Short exercise
Pick out and copy every line below that has the word "subtitle".

··· Dataset content

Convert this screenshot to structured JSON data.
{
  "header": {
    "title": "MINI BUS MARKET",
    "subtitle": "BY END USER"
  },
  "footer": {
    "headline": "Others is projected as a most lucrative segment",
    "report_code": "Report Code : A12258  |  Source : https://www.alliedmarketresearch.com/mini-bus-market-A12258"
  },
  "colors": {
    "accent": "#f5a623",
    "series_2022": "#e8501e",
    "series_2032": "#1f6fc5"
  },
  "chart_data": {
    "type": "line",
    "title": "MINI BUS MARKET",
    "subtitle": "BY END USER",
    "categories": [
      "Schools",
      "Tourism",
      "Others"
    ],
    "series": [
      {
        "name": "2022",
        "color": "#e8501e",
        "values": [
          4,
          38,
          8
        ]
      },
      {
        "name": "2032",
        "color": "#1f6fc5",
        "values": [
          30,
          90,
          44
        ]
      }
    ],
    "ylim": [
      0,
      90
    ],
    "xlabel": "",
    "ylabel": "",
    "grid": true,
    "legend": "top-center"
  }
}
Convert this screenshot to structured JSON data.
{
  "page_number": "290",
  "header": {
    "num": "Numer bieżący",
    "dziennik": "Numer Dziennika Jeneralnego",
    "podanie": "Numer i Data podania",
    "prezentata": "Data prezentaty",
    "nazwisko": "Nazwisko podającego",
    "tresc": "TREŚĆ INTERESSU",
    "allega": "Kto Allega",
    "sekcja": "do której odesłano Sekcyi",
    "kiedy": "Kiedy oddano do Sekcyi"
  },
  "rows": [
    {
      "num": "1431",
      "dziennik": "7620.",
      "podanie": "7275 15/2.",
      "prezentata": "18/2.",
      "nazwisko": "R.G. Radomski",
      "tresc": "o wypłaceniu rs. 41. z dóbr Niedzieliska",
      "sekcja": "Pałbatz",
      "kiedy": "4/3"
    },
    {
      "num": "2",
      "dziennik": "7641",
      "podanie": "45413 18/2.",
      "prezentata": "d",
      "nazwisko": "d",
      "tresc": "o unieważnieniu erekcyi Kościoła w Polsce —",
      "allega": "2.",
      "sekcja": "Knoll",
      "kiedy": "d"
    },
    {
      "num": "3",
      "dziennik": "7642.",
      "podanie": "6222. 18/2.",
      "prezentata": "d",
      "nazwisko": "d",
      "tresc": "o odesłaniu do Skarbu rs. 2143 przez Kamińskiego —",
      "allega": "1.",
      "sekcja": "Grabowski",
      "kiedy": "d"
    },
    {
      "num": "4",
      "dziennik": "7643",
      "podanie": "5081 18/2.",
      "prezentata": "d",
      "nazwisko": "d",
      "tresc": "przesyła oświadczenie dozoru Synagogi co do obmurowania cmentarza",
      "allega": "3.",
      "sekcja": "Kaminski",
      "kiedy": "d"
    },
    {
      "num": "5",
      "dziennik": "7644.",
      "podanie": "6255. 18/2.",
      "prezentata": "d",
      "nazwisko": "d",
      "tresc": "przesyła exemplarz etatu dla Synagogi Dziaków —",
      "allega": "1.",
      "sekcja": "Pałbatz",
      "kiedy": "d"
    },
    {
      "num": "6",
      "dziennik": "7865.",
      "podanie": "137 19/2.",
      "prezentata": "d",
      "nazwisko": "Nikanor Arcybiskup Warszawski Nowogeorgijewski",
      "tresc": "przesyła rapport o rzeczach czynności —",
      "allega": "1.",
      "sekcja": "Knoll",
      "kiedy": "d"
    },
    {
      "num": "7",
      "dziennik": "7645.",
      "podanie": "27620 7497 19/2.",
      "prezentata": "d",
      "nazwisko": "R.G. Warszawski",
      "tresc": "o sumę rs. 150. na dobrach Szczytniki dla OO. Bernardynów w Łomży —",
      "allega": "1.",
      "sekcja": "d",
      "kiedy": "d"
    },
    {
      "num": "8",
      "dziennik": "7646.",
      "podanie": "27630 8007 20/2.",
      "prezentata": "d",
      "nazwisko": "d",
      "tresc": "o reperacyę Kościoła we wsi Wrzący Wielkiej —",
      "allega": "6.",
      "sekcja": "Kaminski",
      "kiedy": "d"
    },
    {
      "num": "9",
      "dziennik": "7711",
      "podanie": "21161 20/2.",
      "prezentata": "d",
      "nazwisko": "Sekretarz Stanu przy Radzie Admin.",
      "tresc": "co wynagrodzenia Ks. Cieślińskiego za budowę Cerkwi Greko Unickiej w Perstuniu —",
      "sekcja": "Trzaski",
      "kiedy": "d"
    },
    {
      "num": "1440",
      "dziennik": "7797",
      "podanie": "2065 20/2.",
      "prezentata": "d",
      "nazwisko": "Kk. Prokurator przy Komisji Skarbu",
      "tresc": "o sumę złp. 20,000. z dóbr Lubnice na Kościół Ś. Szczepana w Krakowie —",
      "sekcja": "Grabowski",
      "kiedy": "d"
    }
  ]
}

······
··· Dataset content

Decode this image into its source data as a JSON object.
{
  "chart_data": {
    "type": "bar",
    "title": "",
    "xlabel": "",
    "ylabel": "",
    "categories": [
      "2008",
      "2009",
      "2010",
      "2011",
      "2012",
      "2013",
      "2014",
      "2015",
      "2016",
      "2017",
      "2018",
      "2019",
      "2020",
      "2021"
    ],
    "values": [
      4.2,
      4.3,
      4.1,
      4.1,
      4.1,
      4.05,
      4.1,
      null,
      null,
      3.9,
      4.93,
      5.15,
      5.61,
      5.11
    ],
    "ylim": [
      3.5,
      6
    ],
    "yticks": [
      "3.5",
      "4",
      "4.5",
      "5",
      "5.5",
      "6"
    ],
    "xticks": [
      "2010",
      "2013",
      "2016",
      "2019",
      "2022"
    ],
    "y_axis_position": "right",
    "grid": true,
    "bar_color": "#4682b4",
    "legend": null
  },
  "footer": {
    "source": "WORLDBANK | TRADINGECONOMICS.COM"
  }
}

······

The output
    "subtitle": "BY END USER"
    "subtitle": "BY END USER",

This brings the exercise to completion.